* [GIVEN INSTRUCTION]:
All of the data needs to be repeated exactly.
>> START GIVEN RECORDS
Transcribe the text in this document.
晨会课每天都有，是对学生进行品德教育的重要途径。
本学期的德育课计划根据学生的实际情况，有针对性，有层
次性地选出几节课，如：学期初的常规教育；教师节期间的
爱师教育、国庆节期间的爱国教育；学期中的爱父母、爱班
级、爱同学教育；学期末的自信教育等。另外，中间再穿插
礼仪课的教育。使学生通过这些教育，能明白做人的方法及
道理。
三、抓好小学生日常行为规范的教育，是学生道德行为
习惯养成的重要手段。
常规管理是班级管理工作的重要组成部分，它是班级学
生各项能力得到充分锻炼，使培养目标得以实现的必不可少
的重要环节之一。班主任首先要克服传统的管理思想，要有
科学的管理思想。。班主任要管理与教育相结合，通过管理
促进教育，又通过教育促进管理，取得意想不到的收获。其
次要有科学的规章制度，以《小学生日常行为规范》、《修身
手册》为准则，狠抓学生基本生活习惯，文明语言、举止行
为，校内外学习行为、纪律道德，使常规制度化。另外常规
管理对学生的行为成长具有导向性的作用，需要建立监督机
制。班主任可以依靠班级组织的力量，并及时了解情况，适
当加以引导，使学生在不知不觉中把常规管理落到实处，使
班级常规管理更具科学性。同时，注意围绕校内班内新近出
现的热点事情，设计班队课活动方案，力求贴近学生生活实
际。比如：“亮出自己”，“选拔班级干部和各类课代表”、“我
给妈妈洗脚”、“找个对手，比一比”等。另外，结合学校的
>> END GIVEN RECORDS
* [WRITTEN ANSWER]:
Transcribe the text in this document.
晨会课每天都有，是对学生进行品德教育的重要途径。
本学期的德育课计划根据学生的实际情况，有针对性，有层
次性地选出几节课，如：学期初的常规教育；教师节期间的
爱师教育、国庆节期间的爱国教育；学期中的爱父母、爱班
级、爱同学教育；学期末的自信教育等。另外，中间再穿插
礼仪课的教育。使学生通过这些教育，能明白做人的方法及
道理。
三、抓好小学生日常行为规范的教育，是学生道德行为
习惯养成的重要手段。
常规管理是班级管理工作的重要组成部分，它是班级学
生各项能力得到充分锻炼，使培养目标得以实现的必不可少
的重要环节之一。班主任首先要克服传统的管理思想，要有
科学的管理思想。。班主任要管理与教育相结合，通过管理
促进教育，又通过教育促进管理，取得意想不到的收获。其
次要有科学的规章制度，以《小学生日常行为规范》、《修身
手册》为准则，狠抓学生基本生活习惯，文明语言、举止行
为，校内外学习行为、纪律道德，使常规制度化。另外常规
管理对学生的行为成长具有导向性的作用，需要建立监督机
制。班主任可以依靠班级组织的力量，并及时了解情况，适
当加以引导，使学生在不知不觉中把常规管理落到实处，使
班级常规管理更具科学性。同时，注意围绕校内班内新近出
现的热点事情，设计班队课活动方案，力求贴近学生生活实
际。比如：“亮出自己”，“选拔班级干部和各类课代表”、“我
给妈妈洗脚”、“找个对手，比一比”等。另外，结合学校的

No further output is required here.